Exercise
From the data that follows, copy every line holding the string "simulation".

※

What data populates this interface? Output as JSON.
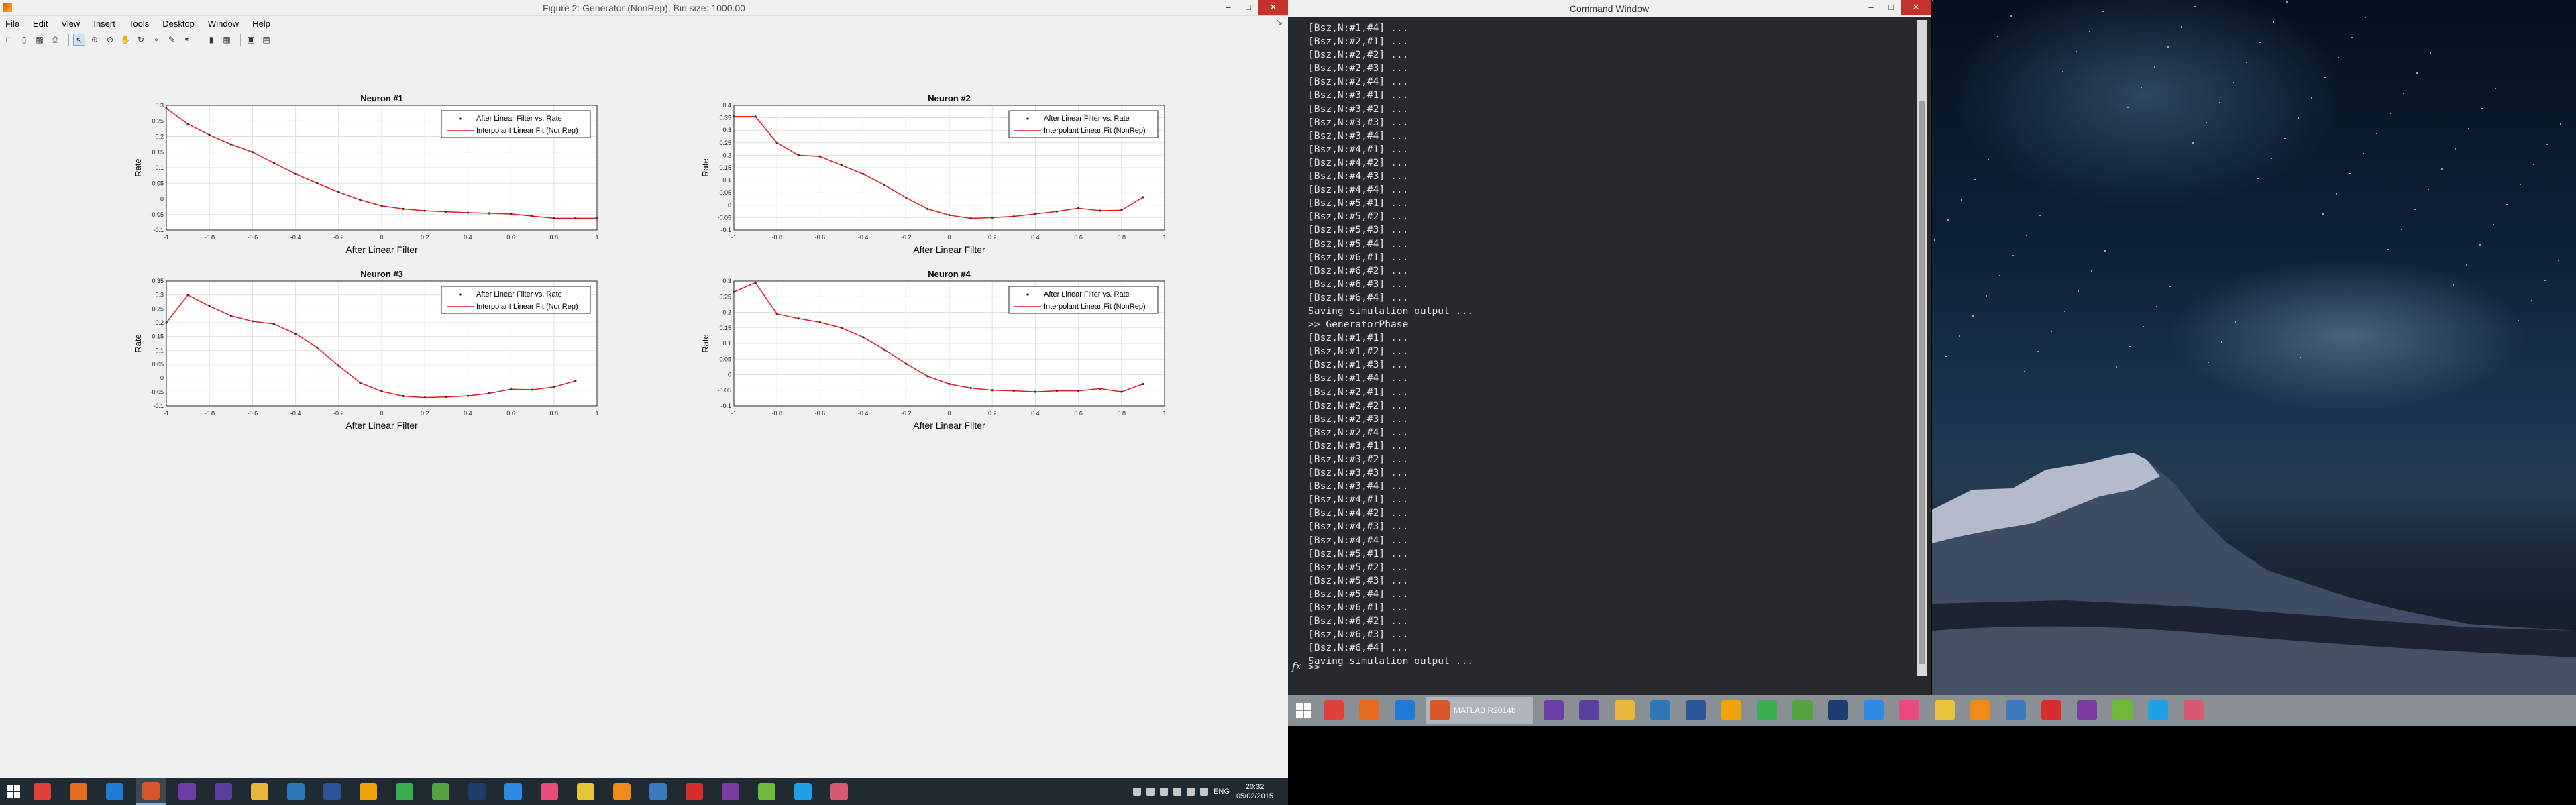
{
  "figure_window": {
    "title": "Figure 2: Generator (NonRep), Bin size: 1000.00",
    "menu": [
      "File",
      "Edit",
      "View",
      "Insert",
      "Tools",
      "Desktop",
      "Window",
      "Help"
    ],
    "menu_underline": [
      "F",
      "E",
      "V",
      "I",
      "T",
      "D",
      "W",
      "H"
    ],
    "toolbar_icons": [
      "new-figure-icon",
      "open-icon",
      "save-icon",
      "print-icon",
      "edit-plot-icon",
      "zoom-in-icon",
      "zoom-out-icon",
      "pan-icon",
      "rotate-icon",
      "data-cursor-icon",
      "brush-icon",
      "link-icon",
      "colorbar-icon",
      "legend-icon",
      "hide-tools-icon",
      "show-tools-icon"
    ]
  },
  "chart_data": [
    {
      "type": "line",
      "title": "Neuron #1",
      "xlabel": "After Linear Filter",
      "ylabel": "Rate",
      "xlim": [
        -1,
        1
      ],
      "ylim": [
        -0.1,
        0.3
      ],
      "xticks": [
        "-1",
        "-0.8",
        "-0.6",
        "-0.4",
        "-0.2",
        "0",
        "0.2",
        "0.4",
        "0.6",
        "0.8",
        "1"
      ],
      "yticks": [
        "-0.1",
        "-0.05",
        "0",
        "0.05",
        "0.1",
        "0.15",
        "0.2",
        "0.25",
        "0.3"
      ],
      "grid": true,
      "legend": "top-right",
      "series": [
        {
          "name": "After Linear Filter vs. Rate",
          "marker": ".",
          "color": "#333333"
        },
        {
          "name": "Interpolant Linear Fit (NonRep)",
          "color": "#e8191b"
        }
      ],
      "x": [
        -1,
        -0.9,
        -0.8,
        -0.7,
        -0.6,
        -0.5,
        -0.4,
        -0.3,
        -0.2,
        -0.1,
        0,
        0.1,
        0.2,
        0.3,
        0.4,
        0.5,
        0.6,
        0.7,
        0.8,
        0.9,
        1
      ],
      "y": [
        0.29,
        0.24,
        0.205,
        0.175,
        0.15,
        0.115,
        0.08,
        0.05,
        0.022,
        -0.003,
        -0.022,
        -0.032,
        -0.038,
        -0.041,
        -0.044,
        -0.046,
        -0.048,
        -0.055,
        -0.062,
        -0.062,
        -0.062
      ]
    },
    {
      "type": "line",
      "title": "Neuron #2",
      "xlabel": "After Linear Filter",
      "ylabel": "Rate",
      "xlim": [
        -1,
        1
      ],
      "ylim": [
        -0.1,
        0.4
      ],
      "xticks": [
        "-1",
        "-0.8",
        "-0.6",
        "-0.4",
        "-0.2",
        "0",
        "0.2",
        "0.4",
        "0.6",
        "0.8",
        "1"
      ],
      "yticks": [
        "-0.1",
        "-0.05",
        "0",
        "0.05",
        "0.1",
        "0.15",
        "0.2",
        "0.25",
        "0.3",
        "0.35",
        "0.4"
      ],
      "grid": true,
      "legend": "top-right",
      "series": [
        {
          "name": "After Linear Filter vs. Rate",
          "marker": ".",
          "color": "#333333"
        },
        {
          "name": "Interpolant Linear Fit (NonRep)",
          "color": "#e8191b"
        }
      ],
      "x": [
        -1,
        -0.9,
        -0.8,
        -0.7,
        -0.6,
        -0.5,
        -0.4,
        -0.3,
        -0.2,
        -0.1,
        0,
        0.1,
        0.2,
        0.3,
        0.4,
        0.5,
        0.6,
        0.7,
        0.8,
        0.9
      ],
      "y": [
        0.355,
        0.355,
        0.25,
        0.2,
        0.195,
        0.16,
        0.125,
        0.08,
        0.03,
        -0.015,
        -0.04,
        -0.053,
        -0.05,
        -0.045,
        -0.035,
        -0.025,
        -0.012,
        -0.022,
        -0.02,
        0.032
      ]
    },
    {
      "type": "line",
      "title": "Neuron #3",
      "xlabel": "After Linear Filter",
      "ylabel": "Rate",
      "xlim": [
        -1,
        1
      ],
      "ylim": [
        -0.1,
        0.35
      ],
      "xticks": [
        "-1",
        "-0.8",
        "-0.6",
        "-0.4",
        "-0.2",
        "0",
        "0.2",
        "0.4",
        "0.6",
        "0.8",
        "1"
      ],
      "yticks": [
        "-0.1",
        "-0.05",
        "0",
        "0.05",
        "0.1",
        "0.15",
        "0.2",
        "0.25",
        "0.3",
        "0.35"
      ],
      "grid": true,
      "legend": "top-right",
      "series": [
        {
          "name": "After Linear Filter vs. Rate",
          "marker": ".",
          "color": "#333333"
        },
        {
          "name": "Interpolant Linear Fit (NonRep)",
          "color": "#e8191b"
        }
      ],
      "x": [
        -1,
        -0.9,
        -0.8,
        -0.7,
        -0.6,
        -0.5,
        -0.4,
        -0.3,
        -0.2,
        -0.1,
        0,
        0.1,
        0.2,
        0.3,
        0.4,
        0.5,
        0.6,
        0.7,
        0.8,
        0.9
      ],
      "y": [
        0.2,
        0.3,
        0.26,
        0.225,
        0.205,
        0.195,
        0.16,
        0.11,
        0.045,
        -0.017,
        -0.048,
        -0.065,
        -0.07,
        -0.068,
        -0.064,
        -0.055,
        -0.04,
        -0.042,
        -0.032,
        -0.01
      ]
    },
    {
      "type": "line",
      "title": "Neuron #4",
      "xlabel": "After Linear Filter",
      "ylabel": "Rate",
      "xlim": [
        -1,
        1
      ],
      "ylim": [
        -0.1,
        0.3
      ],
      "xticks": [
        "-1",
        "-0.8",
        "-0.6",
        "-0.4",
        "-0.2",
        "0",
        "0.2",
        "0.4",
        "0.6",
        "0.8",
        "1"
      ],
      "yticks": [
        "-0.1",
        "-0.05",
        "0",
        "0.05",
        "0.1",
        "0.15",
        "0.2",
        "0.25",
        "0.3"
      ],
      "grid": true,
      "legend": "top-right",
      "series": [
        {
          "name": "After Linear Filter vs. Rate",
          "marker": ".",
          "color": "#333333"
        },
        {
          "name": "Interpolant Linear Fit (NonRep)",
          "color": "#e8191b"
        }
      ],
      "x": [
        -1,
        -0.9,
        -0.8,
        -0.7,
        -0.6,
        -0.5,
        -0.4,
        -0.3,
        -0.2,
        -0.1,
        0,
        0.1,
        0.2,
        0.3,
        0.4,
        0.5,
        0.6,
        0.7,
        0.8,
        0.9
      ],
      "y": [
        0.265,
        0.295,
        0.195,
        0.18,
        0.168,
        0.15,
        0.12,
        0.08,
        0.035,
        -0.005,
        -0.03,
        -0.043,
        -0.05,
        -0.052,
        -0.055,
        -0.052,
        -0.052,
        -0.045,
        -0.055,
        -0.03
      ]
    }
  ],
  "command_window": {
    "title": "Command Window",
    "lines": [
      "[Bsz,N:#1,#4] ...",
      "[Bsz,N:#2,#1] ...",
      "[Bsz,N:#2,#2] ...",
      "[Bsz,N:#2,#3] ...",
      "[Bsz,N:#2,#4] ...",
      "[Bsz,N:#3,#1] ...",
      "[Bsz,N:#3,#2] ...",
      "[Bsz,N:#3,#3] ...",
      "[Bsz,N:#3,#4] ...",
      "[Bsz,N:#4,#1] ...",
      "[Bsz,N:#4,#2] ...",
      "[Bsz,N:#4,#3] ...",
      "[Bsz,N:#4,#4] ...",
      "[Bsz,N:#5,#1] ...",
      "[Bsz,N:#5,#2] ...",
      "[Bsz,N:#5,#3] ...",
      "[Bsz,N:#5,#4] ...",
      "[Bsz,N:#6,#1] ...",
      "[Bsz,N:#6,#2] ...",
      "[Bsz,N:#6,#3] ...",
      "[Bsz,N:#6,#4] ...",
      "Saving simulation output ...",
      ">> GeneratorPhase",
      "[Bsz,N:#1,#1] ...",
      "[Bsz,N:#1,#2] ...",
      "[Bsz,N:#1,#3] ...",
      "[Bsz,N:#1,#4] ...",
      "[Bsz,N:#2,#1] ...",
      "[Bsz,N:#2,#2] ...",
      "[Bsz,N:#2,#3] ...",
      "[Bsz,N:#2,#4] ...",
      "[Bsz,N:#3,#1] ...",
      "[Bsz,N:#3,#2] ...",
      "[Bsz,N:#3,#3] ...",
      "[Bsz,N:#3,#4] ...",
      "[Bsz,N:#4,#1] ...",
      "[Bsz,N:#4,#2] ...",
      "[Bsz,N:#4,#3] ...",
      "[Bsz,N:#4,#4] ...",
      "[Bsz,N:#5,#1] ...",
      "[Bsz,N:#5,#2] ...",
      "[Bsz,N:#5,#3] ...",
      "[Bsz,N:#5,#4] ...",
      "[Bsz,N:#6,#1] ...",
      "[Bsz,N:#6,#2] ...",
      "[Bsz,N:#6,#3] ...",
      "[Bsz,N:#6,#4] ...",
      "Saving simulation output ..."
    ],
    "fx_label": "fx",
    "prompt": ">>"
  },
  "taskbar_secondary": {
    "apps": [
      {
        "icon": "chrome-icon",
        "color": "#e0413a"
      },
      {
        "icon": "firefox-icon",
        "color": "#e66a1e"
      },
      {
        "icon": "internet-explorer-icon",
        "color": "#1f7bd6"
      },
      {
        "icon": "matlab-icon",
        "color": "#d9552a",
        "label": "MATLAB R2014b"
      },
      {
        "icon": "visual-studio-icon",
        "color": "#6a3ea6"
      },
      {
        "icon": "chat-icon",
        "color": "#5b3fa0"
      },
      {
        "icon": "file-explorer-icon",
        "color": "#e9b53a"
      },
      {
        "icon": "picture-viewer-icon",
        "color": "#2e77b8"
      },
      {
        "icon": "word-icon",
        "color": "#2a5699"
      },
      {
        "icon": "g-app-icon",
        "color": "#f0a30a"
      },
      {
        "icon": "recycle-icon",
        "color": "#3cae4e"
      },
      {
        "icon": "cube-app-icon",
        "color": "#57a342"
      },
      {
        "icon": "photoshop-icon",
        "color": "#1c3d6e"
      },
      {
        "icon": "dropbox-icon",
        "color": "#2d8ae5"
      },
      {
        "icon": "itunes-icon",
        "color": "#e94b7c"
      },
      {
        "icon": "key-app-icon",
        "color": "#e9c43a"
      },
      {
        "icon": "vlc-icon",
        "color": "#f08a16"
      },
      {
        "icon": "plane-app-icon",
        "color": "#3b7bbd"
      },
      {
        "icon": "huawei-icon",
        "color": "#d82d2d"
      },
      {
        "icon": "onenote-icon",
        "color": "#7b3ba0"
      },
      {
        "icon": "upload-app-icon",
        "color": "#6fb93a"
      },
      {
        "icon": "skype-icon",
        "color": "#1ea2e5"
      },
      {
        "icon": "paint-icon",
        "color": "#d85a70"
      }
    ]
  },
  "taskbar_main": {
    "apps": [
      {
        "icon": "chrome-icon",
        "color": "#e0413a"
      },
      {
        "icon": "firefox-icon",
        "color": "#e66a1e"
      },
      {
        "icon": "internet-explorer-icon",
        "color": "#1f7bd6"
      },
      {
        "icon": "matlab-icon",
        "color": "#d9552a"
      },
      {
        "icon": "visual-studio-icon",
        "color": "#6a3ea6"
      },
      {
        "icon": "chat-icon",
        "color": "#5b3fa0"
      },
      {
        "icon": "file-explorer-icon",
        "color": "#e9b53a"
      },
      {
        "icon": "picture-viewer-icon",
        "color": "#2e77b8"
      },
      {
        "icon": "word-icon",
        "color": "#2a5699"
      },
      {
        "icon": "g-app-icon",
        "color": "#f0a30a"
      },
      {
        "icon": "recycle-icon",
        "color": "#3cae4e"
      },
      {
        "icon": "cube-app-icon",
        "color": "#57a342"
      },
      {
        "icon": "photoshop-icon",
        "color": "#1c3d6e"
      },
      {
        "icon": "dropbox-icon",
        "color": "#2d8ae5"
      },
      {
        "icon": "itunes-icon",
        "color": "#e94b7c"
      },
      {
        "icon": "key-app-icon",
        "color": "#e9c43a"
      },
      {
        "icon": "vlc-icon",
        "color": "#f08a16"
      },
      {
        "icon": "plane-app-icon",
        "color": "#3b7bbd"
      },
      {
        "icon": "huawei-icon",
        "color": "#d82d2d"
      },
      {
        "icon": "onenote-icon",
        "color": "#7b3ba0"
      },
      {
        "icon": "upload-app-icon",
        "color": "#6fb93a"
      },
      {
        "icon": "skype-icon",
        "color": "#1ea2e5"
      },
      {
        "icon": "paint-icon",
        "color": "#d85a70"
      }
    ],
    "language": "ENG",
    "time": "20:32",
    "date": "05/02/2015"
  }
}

※

Solution to this problem
      "Saving simulation output ...",
      "Saving simulation output ..."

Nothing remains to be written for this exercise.